_Task to complete_. Reproduce the listing below word for word, with no pictures.

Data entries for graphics
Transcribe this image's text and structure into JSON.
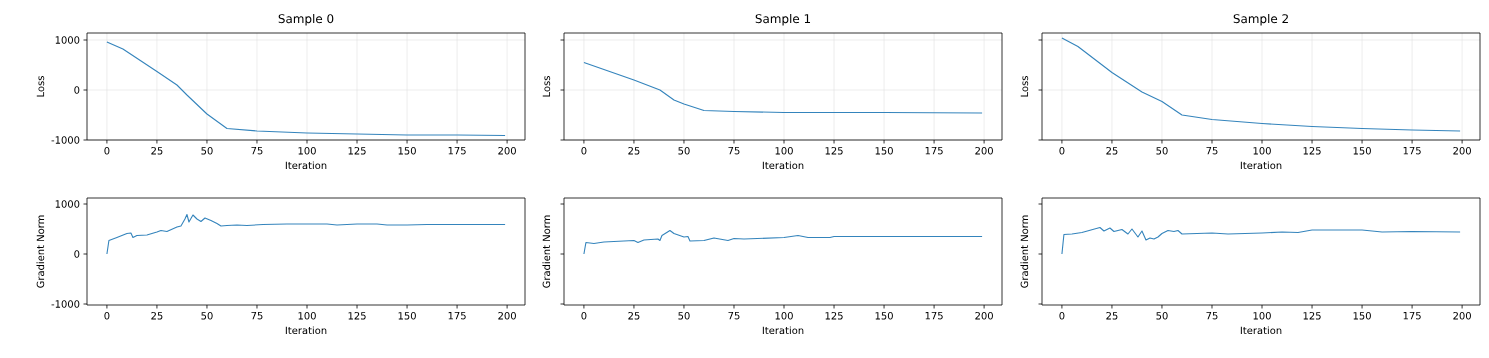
{
  "chart_data": [
    {
      "type": "line",
      "title": "Sample 0",
      "xlabel": "Iteration",
      "ylabel": "Loss",
      "color": "#3484bc",
      "grid": true,
      "x": [
        0,
        8,
        25,
        35,
        40,
        50,
        60,
        75,
        100,
        125,
        150,
        175,
        199
      ],
      "values": [
        960,
        820,
        370,
        100,
        -100,
        -480,
        -770,
        -820,
        -860,
        -880,
        -900,
        -900,
        -910
      ],
      "xlim": [
        -9.95,
        208.95
      ],
      "ylim": [
        -1000,
        1140
      ],
      "xticks": [
        0,
        25,
        50,
        75,
        100,
        125,
        150,
        175,
        200
      ],
      "yticks": [
        -1000,
        0,
        1000
      ]
    },
    {
      "type": "line",
      "title": "Sample 1",
      "xlabel": "Iteration",
      "ylabel": "Loss",
      "color": "#3484bc",
      "grid": true,
      "tick_labels": "x",
      "x": [
        0,
        25,
        38,
        45,
        50,
        60,
        75,
        100,
        150,
        199
      ],
      "values": [
        550,
        200,
        0,
        -200,
        -280,
        -410,
        -430,
        -450,
        -450,
        -460
      ],
      "xlim": [
        -9.95,
        208.95
      ],
      "ylim": [
        -1000,
        1140
      ],
      "xticks": [
        0,
        25,
        50,
        75,
        100,
        125,
        150,
        175,
        200
      ],
      "yticks": [
        -1000,
        0,
        1000
      ]
    },
    {
      "type": "line",
      "title": "Sample 2",
      "xlabel": "Iteration",
      "ylabel": "Loss",
      "color": "#3484bc",
      "grid": true,
      "tick_labels": "x",
      "x": [
        0,
        8,
        25,
        40,
        50,
        60,
        75,
        100,
        125,
        150,
        175,
        199
      ],
      "values": [
        1040,
        870,
        350,
        -40,
        -230,
        -500,
        -590,
        -670,
        -730,
        -770,
        -800,
        -820
      ],
      "xlim": [
        -9.95,
        208.95
      ],
      "ylim": [
        -1000,
        1140
      ],
      "xticks": [
        0,
        25,
        50,
        75,
        100,
        125,
        150,
        175,
        200
      ],
      "yticks": [
        -1000,
        0,
        1000
      ]
    },
    {
      "type": "line",
      "xlabel": "Iteration",
      "ylabel": "Gradient Norm",
      "color": "#3484bc",
      "x": [
        0,
        1,
        5,
        10,
        12,
        13,
        15,
        20,
        25,
        27,
        30,
        35,
        37,
        39,
        40,
        41,
        43,
        45,
        47,
        49,
        52,
        55,
        57,
        60,
        65,
        70,
        78,
        90,
        110,
        115,
        125,
        135,
        140,
        150,
        160,
        199
      ],
      "values": [
        0,
        270,
        330,
        410,
        420,
        330,
        370,
        380,
        440,
        470,
        450,
        540,
        560,
        700,
        790,
        640,
        780,
        700,
        650,
        720,
        670,
        610,
        560,
        570,
        580,
        570,
        590,
        600,
        600,
        580,
        600,
        600,
        580,
        580,
        590,
        590
      ],
      "xlim": [
        -9.95,
        208.95
      ],
      "ylim": [
        -1020,
        1120
      ],
      "xticks": [
        0,
        25,
        50,
        75,
        100,
        125,
        150,
        175,
        200
      ],
      "yticks": [
        -1000,
        0,
        1000
      ]
    },
    {
      "type": "line",
      "xlabel": "Iteration",
      "ylabel": "Gradient Norm",
      "color": "#3484bc",
      "tick_labels": "x",
      "x": [
        0,
        1,
        5,
        10,
        25,
        27,
        30,
        37,
        38,
        39,
        43,
        45,
        50,
        52,
        53,
        60,
        65,
        72,
        75,
        80,
        100,
        107,
        112,
        123,
        125,
        199
      ],
      "values": [
        0,
        230,
        210,
        240,
        270,
        230,
        280,
        300,
        270,
        370,
        470,
        410,
        340,
        350,
        260,
        270,
        320,
        270,
        310,
        300,
        330,
        370,
        330,
        330,
        350,
        350
      ],
      "xlim": [
        -9.95,
        208.95
      ],
      "ylim": [
        -1020,
        1120
      ],
      "xticks": [
        0,
        25,
        50,
        75,
        100,
        125,
        150,
        175,
        200
      ],
      "yticks": [
        -1000,
        0,
        1000
      ]
    },
    {
      "type": "line",
      "xlabel": "Iteration",
      "ylabel": "Gradient Norm",
      "color": "#3484bc",
      "tick_labels": "x",
      "x": [
        0,
        1,
        5,
        10,
        19,
        21,
        24,
        26,
        30,
        33,
        35,
        38,
        40,
        42,
        44,
        46,
        48,
        50,
        53,
        56,
        58,
        60,
        75,
        83,
        100,
        110,
        118,
        125,
        150,
        160,
        175,
        199
      ],
      "values": [
        0,
        390,
        400,
        430,
        530,
        460,
        520,
        450,
        490,
        400,
        500,
        340,
        460,
        280,
        320,
        300,
        340,
        410,
        470,
        450,
        470,
        400,
        420,
        400,
        420,
        440,
        430,
        480,
        480,
        440,
        450,
        440
      ],
      "xlim": [
        -9.95,
        208.95
      ],
      "ylim": [
        -1020,
        1120
      ],
      "xticks": [
        0,
        25,
        50,
        75,
        100,
        125,
        150,
        175,
        200
      ],
      "yticks": [
        -1000,
        0,
        1000
      ]
    }
  ]
}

_Solution for this exercise_.
Transcribe this image's text and structure into JSON.
{
  "chart_data": [
    {
      "type": "line",
      "title": "Sample 0",
      "xlabel": "Iteration",
      "ylabel": "Loss",
      "color": "#3484bc",
      "grid": true,
      "x": [
        0,
        8,
        25,
        35,
        40,
        50,
        60,
        75,
        100,
        125,
        150,
        175,
        199
      ],
      "values": [
        960,
        820,
        370,
        100,
        -100,
        -480,
        -770,
        -820,
        -860,
        -880,
        -900,
        -900,
        -910
      ],
      "xlim": [
        -9.95,
        208.95
      ],
      "ylim": [
        -1000,
        1140
      ],
      "xticks": [
        0,
        25,
        50,
        75,
        100,
        125,
        150,
        175,
        200
      ],
      "yticks": [
        -1000,
        0,
        1000
      ]
    },
    {
      "type": "line",
      "title": "Sample 1",
      "xlabel": "Iteration",
      "ylabel": "Loss",
      "color": "#3484bc",
      "grid": true,
      "tick_labels": "x",
      "x": [
        0,
        25,
        38,
        45,
        50,
        60,
        75,
        100,
        150,
        199
      ],
      "values": [
        550,
        200,
        0,
        -200,
        -280,
        -410,
        -430,
        -450,
        -450,
        -460
      ],
      "xlim": [
        -9.95,
        208.95
      ],
      "ylim": [
        -1000,
        1140
      ],
      "xticks": [
        0,
        25,
        50,
        75,
        100,
        125,
        150,
        175,
        200
      ],
      "yticks": [
        -1000,
        0,
        1000
      ]
    },
    {
      "type": "line",
      "title": "Sample 2",
      "xlabel": "Iteration",
      "ylabel": "Loss",
      "color": "#3484bc",
      "grid": true,
      "tick_labels": "x",
      "x": [
        0,
        8,
        25,
        40,
        50,
        60,
        75,
        100,
        125,
        150,
        175,
        199
      ],
      "values": [
        1040,
        870,
        350,
        -40,
        -230,
        -500,
        -590,
        -670,
        -730,
        -770,
        -800,
        -820
      ],
      "xlim": [
        -9.95,
        208.95
      ],
      "ylim": [
        -1000,
        1140
      ],
      "xticks": [
        0,
        25,
        50,
        75,
        100,
        125,
        150,
        175,
        200
      ],
      "yticks": [
        -1000,
        0,
        1000
      ]
    },
    {
      "type": "line",
      "xlabel": "Iteration",
      "ylabel": "Gradient Norm",
      "color": "#3484bc",
      "x": [
        0,
        1,
        5,
        10,
        12,
        13,
        15,
        20,
        25,
        27,
        30,
        35,
        37,
        39,
        40,
        41,
        43,
        45,
        47,
        49,
        52,
        55,
        57,
        60,
        65,
        70,
        78,
        90,
        110,
        115,
        125,
        135,
        140,
        150,
        160,
        199
      ],
      "values": [
        0,
        270,
        330,
        410,
        420,
        330,
        370,
        380,
        440,
        470,
        450,
        540,
        560,
        700,
        790,
        640,
        780,
        700,
        650,
        720,
        670,
        610,
        560,
        570,
        580,
        570,
        590,
        600,
        600,
        580,
        600,
        600,
        580,
        580,
        590,
        590
      ],
      "xlim": [
        -9.95,
        208.95
      ],
      "ylim": [
        -1020,
        1120
      ],
      "xticks": [
        0,
        25,
        50,
        75,
        100,
        125,
        150,
        175,
        200
      ],
      "yticks": [
        -1000,
        0,
        1000
      ]
    },
    {
      "type": "line",
      "xlabel": "Iteration",
      "ylabel": "Gradient Norm",
      "color": "#3484bc",
      "tick_labels": "x",
      "x": [
        0,
        1,
        5,
        10,
        25,
        27,
        30,
        37,
        38,
        39,
        43,
        45,
        50,
        52,
        53,
        60,
        65,
        72,
        75,
        80,
        100,
        107,
        112,
        123,
        125,
        199
      ],
      "values": [
        0,
        230,
        210,
        240,
        270,
        230,
        280,
        300,
        270,
        370,
        470,
        410,
        340,
        350,
        260,
        270,
        320,
        270,
        310,
        300,
        330,
        370,
        330,
        330,
        350,
        350
      ],
      "xlim": [
        -9.95,
        208.95
      ],
      "ylim": [
        -1020,
        1120
      ],
      "xticks": [
        0,
        25,
        50,
        75,
        100,
        125,
        150,
        175,
        200
      ],
      "yticks": [
        -1000,
        0,
        1000
      ]
    },
    {
      "type": "line",
      "xlabel": "Iteration",
      "ylabel": "Gradient Norm",
      "color": "#3484bc",
      "tick_labels": "x",
      "x": [
        0,
        1,
        5,
        10,
        19,
        21,
        24,
        26,
        30,
        33,
        35,
        38,
        40,
        42,
        44,
        46,
        48,
        50,
        53,
        56,
        58,
        60,
        75,
        83,
        100,
        110,
        118,
        125,
        150,
        160,
        175,
        199
      ],
      "values": [
        0,
        390,
        400,
        430,
        530,
        460,
        520,
        450,
        490,
        400,
        500,
        340,
        460,
        280,
        320,
        300,
        340,
        410,
        470,
        450,
        470,
        400,
        420,
        400,
        420,
        440,
        430,
        480,
        480,
        440,
        450,
        440
      ],
      "xlim": [
        -9.95,
        208.95
      ],
      "ylim": [
        -1020,
        1120
      ],
      "xticks": [
        0,
        25,
        50,
        75,
        100,
        125,
        150,
        175,
        200
      ],
      "yticks": [
        -1000,
        0,
        1000
      ]
    }
  ]
}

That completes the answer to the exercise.